◆ GOAL
Among the entries below, find the lines with "artikel" and copy them.

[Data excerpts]
-=-=-
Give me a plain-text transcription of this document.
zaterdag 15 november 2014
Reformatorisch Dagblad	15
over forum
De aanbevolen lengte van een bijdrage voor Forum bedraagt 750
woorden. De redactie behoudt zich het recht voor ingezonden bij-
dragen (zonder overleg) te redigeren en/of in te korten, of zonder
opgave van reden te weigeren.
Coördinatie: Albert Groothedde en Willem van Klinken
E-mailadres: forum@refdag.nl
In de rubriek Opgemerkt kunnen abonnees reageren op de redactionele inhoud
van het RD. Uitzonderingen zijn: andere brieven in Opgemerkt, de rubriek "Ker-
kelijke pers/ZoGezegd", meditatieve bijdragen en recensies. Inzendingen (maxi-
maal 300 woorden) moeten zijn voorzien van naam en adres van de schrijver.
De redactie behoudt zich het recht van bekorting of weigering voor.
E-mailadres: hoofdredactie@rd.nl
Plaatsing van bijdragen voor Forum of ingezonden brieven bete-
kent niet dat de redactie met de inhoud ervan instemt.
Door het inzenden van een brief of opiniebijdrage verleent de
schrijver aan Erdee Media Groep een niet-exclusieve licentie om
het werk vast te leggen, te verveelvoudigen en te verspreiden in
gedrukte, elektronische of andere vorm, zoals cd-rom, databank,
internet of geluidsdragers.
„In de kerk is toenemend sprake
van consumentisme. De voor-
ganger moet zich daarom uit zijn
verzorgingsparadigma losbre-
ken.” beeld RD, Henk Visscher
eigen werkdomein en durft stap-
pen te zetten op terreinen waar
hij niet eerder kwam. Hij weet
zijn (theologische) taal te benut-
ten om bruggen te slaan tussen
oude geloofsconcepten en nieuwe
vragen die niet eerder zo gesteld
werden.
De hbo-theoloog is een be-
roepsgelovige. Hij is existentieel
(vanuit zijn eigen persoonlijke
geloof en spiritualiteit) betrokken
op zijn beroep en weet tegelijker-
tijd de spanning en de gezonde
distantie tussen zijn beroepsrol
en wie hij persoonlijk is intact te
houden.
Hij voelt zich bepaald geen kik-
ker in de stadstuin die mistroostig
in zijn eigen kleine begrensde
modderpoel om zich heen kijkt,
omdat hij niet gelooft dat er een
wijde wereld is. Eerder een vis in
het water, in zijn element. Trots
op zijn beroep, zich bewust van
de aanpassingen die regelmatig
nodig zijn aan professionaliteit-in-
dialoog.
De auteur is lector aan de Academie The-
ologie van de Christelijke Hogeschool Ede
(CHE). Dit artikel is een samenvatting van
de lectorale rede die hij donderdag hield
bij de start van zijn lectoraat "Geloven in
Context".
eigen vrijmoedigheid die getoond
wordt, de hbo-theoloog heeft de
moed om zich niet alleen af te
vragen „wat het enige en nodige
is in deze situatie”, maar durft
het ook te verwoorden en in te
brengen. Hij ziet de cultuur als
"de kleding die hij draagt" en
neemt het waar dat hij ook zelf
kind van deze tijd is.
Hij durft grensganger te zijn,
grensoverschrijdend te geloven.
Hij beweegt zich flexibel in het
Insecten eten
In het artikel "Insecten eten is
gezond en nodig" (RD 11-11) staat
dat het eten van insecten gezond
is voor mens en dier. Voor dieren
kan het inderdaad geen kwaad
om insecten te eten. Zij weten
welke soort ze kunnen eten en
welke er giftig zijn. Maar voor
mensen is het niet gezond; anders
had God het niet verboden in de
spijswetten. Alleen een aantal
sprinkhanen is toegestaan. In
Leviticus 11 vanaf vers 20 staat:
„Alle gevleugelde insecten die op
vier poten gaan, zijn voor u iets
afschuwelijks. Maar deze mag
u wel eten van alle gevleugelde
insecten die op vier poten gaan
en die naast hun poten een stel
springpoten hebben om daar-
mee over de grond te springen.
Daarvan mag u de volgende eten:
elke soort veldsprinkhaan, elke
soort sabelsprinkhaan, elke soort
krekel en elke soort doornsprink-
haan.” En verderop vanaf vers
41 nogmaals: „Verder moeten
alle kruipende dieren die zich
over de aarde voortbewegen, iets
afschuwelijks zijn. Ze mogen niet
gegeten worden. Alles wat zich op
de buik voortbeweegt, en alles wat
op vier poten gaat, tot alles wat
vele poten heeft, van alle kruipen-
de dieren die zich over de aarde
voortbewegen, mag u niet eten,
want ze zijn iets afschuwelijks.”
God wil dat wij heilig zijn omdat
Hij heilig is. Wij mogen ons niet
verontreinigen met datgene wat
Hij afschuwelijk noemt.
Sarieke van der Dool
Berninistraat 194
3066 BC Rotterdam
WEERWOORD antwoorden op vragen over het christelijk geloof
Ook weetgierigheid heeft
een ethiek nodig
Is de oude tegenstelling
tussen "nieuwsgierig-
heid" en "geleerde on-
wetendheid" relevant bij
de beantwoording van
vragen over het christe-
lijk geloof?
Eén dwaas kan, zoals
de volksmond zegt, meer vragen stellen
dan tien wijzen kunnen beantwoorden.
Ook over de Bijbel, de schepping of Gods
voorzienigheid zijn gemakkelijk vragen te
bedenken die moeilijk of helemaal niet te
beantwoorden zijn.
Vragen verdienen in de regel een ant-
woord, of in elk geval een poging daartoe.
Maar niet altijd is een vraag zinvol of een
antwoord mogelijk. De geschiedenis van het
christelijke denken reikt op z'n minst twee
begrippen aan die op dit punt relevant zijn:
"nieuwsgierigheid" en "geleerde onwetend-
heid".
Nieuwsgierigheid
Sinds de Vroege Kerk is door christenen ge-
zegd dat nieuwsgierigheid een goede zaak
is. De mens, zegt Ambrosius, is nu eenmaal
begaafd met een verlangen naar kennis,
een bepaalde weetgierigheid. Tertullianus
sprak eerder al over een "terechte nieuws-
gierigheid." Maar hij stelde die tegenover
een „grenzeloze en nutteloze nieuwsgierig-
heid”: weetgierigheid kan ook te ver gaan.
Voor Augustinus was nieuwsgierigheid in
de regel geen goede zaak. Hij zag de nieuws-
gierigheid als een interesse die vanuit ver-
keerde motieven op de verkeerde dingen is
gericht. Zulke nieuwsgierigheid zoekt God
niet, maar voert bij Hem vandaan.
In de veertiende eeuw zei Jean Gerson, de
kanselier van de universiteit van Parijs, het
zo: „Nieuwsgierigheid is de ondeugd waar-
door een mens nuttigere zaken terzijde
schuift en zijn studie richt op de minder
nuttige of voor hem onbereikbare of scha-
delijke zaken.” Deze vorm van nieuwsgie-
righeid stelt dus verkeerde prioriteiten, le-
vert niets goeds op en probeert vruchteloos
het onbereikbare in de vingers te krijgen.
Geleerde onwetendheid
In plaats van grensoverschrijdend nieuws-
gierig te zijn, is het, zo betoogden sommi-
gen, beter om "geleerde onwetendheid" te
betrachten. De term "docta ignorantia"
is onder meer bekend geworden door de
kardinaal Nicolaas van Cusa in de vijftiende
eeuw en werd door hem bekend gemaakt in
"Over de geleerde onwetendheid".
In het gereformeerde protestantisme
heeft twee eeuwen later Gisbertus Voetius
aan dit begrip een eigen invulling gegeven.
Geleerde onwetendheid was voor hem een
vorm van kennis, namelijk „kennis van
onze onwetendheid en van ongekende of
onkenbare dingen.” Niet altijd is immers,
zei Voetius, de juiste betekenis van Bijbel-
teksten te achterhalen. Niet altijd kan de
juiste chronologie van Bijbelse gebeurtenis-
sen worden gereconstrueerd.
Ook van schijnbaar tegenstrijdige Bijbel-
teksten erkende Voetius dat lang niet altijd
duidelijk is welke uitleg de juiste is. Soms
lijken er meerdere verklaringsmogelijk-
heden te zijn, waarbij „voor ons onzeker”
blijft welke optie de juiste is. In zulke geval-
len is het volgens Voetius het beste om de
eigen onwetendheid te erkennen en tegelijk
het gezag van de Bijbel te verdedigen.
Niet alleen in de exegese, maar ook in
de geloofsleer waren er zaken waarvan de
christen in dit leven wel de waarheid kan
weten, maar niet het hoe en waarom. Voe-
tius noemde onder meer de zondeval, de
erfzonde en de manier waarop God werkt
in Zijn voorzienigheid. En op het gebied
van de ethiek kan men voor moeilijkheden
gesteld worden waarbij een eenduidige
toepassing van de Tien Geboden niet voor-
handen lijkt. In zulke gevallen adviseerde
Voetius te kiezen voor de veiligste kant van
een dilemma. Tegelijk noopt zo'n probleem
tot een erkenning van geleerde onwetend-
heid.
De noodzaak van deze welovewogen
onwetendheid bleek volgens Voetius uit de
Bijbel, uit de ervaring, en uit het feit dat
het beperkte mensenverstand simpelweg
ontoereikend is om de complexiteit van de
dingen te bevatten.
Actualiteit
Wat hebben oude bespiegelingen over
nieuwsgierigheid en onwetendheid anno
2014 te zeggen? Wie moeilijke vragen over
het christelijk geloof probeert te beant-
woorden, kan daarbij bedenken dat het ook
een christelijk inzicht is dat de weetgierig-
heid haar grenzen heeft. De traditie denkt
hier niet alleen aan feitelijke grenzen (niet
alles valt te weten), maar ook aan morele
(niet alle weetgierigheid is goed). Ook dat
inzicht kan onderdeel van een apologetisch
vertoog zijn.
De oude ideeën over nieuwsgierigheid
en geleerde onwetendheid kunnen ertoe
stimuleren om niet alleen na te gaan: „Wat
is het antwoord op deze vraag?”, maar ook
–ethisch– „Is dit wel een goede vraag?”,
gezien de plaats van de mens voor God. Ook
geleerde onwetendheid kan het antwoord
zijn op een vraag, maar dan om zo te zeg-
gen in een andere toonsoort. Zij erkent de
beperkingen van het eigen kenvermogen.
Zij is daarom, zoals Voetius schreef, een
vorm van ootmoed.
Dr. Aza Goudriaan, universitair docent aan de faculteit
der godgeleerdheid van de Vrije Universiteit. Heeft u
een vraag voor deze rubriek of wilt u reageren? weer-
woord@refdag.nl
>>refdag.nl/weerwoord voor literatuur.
-=-=-
◆ WRITTEN SOLUTION
(CHE). Dit artikel is een samenvatting van
In het artikel "Insecten eten is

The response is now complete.